GIVEN TASK:
Write the listing out again, all of it, word for word.

MATERIALS PROVIDED:

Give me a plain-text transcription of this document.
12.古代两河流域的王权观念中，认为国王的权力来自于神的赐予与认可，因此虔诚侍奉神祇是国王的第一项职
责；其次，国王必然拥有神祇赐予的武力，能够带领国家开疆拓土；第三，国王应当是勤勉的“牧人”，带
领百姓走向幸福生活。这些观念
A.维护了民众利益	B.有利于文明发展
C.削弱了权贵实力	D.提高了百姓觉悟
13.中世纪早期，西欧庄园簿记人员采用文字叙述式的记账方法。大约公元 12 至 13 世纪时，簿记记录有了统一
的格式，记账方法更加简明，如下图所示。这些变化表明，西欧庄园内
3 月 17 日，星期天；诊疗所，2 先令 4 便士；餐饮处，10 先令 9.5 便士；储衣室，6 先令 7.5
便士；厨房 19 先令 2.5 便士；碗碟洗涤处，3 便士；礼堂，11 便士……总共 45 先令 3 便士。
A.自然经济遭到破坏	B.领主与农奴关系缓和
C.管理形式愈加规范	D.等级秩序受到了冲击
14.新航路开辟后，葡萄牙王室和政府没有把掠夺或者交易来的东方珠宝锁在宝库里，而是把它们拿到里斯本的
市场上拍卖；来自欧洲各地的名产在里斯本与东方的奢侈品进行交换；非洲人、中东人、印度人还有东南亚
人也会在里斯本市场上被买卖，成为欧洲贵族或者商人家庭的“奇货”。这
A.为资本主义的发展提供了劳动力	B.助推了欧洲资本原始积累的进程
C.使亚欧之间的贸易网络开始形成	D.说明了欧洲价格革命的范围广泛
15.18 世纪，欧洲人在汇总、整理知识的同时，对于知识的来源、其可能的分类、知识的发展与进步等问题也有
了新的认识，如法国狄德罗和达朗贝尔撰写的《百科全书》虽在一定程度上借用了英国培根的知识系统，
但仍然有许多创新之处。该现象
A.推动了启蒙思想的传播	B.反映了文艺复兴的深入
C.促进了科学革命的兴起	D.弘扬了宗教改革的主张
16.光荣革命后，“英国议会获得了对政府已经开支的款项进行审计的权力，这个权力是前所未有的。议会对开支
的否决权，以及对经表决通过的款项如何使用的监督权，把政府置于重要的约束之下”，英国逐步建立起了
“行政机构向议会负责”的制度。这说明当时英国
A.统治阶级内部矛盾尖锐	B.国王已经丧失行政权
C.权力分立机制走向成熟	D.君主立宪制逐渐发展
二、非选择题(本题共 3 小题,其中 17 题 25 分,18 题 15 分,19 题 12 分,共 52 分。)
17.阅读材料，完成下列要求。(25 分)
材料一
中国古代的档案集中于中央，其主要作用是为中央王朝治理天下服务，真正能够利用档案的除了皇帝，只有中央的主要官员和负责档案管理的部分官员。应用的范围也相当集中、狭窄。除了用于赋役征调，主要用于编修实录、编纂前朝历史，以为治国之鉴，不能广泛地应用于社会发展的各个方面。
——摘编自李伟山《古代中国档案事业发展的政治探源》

ANSWER TO THE PROBLEM:
Give me a plain-text transcription of this document.
12.古代两河流域的王权观念中，认为国王的权力来自于神的赐予与认可，因此虔诚侍奉神祇是国王的第一项职
责；其次，国王必然拥有神祇赐予的武力，能够带领国家开疆拓土；第三，国王应当是勤勉的“牧人”，带
领百姓走向幸福生活。这些观念
A.维护了民众利益	B.有利于文明发展
C.削弱了权贵实力	D.提高了百姓觉悟
13.中世纪早期，西欧庄园簿记人员采用文字叙述式的记账方法。大约公元 12 至 13 世纪时，簿记记录有了统一
的格式，记账方法更加简明，如下图所示。这些变化表明，西欧庄园内
3 月 17 日，星期天；诊疗所，2 先令 4 便士；餐饮处，10 先令 9.5 便士；储衣室，6 先令 7.5
便士；厨房 19 先令 2.5 便士；碗碟洗涤处，3 便士；礼堂，11 便士……总共 45 先令 3 便士。
A.自然经济遭到破坏	B.领主与农奴关系缓和
C.管理形式愈加规范	D.等级秩序受到了冲击
14.新航路开辟后，葡萄牙王室和政府没有把掠夺或者交易来的东方珠宝锁在宝库里，而是把它们拿到里斯本的
市场上拍卖；来自欧洲各地的名产在里斯本与东方的奢侈品进行交换；非洲人、中东人、印度人还有东南亚
人也会在里斯本市场上被买卖，成为欧洲贵族或者商人家庭的“奇货”。这
A.为资本主义的发展提供了劳动力	B.助推了欧洲资本原始积累的进程
C.使亚欧之间的贸易网络开始形成	D.说明了欧洲价格革命的范围广泛
15.18 世纪，欧洲人在汇总、整理知识的同时，对于知识的来源、其可能的分类、知识的发展与进步等问题也有
了新的认识，如法国狄德罗和达朗贝尔撰写的《百科全书》虽在一定程度上借用了英国培根的知识系统，
但仍然有许多创新之处。该现象
A.推动了启蒙思想的传播	B.反映了文艺复兴的深入
C.促进了科学革命的兴起	D.弘扬了宗教改革的主张
16.光荣革命后，“英国议会获得了对政府已经开支的款项进行审计的权力，这个权力是前所未有的。议会对开支
的否决权，以及对经表决通过的款项如何使用的监督权，把政府置于重要的约束之下”，英国逐步建立起了
“行政机构向议会负责”的制度。这说明当时英国
A.统治阶级内部矛盾尖锐	B.国王已经丧失行政权
C.权力分立机制走向成熟	D.君主立宪制逐渐发展
二、非选择题(本题共 3 小题,其中 17 题 25 分,18 题 15 分,19 题 12 分,共 52 分。)
17.阅读材料，完成下列要求。(25 分)
材料一
中国古代的档案集中于中央，其主要作用是为中央王朝治理天下服务，真正能够利用档案的除了皇帝，只有中央的主要官员和负责档案管理的部分官员。应用的范围也相当集中、狭窄。除了用于赋役征调，主要用于编修实录、编纂前朝历史，以为治国之鉴，不能广泛地应用于社会发展的各个方面。
——摘编自李伟山《古代中国档案事业发展的政治探源》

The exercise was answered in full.